> [WHAT THE EXERCISE ASKS]: Find all lines in the records that include the word "Administration", and copy them out.

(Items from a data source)
start

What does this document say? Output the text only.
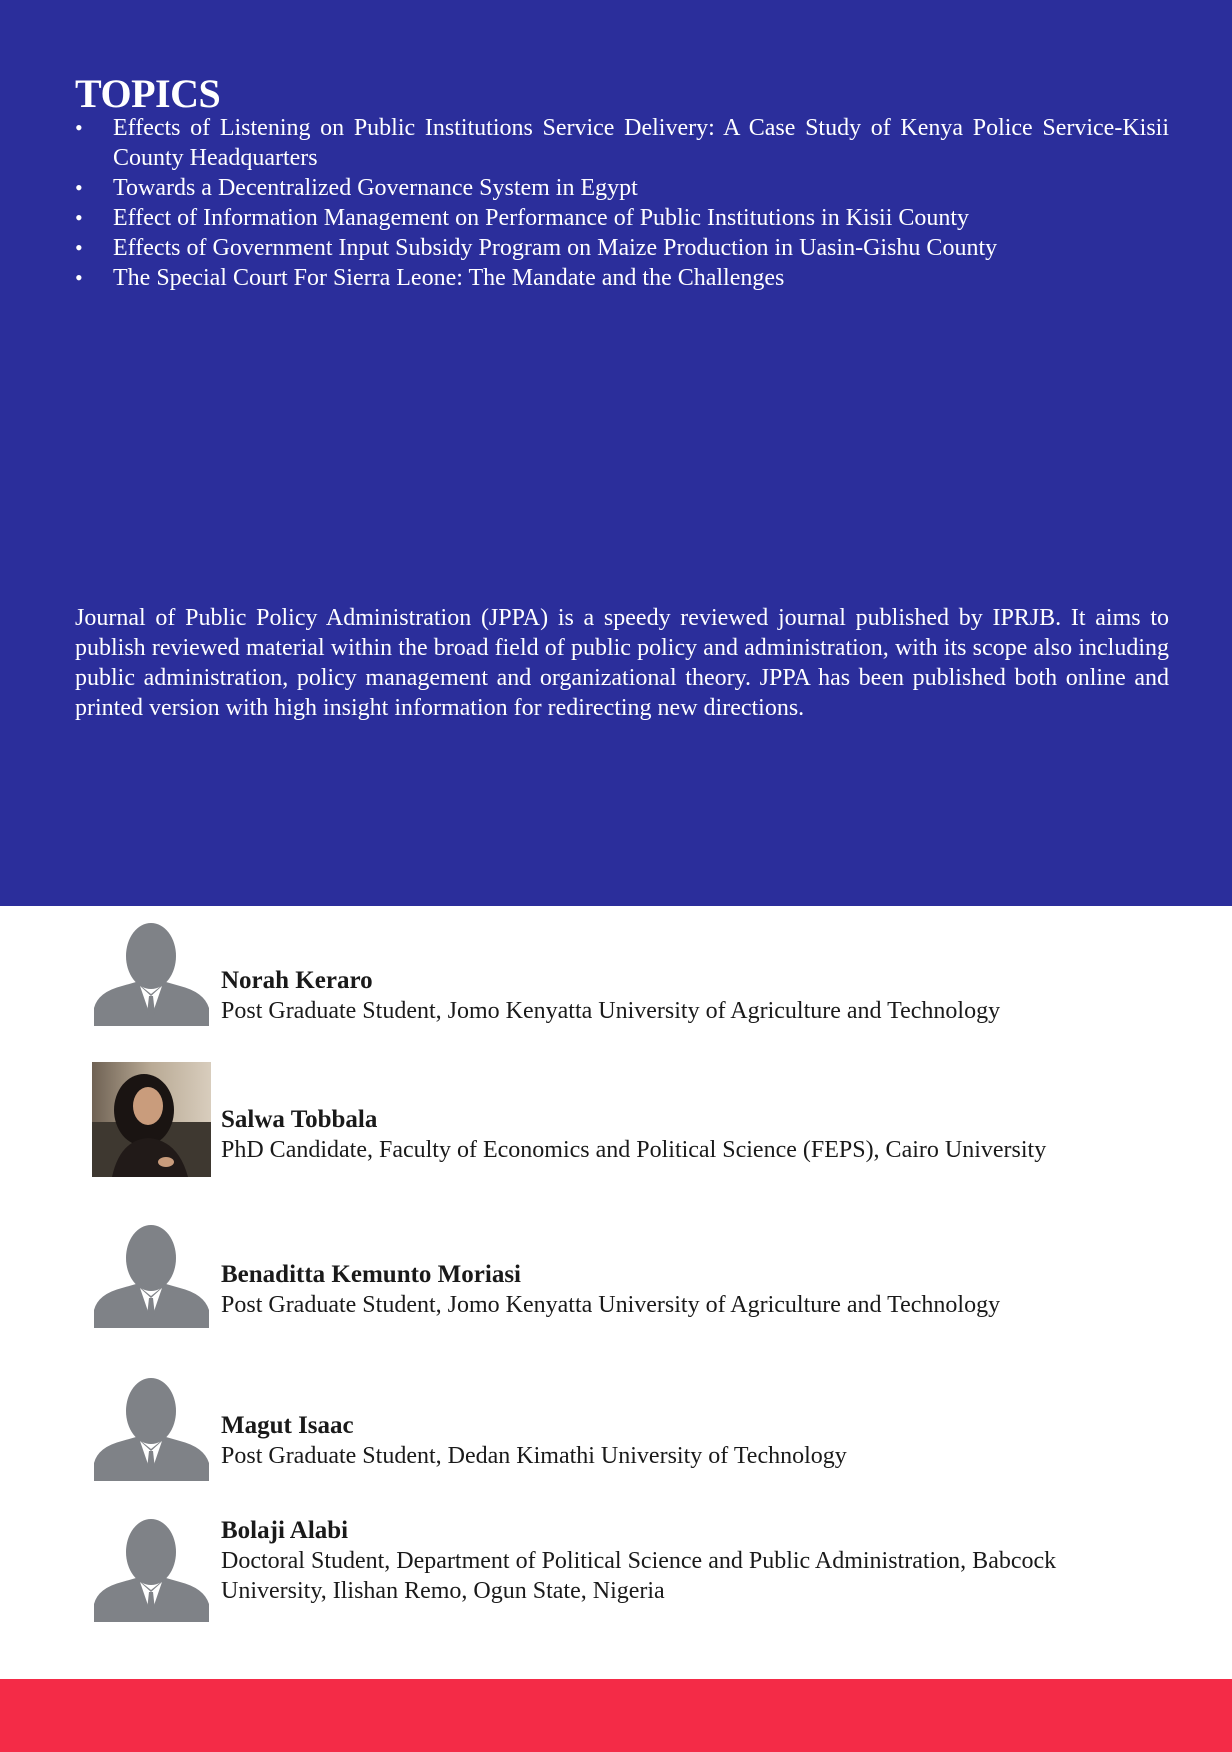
TOPICS
•	Effects of Listening on Public Institutions Service Delivery: A Case Study of Kenya Police Service-Kisii County Headquarters
•	Towards a Decentralized Governance System in Egypt
•	Effect of Information Management on Performance of Public Institutions in Kisii County
•	Effects of Government Input Subsidy Program on Maize Production in Uasin-Gishu County
•	The Special Court For Sierra Leone: The Mandate and the Challenges

Journal of Public Policy Administration (JPPA) is a speedy reviewed journal published by IPRJB. It aims to publish reviewed material within the broad field of public policy and administration, with its scope also including public administration, policy management and organizational theory. JPPA has been published both online and printed version with high insight information for redirecting new directions.

Norah Keraro
Post Graduate Student, Jomo Kenyatta University of Agriculture and Technology
Salwa Tobbala
PhD Candidate, Faculty of Economics and Political Science (FEPS), Cairo University
Benaditta Kemunto Moriasi
Post Graduate Student, Jomo Kenyatta University of Agriculture and Technology
Magut Isaac
Post Graduate Student, Dedan Kimathi University of Technology
Bolaji Alabi
Doctoral Student, Department of Political Science and Public Administration, Babcock University, Ilishan Remo, Ogun State, Nigeria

end

> [EXPECTED ANSWER]:
Journal of Public Policy Administration (JPPA) is a speedy reviewed journal published by IPRJB. It aims to publish reviewed material within the broad field of public policy and administration, with its scope also including public administration, policy management and organizational theory. JPPA has been published both online and printed version with high insight information for redirecting new directions.
Doctoral Student, Department of Political Science and Public Administration, Babcock University, Ilishan Remo, Ogun State, Nigeria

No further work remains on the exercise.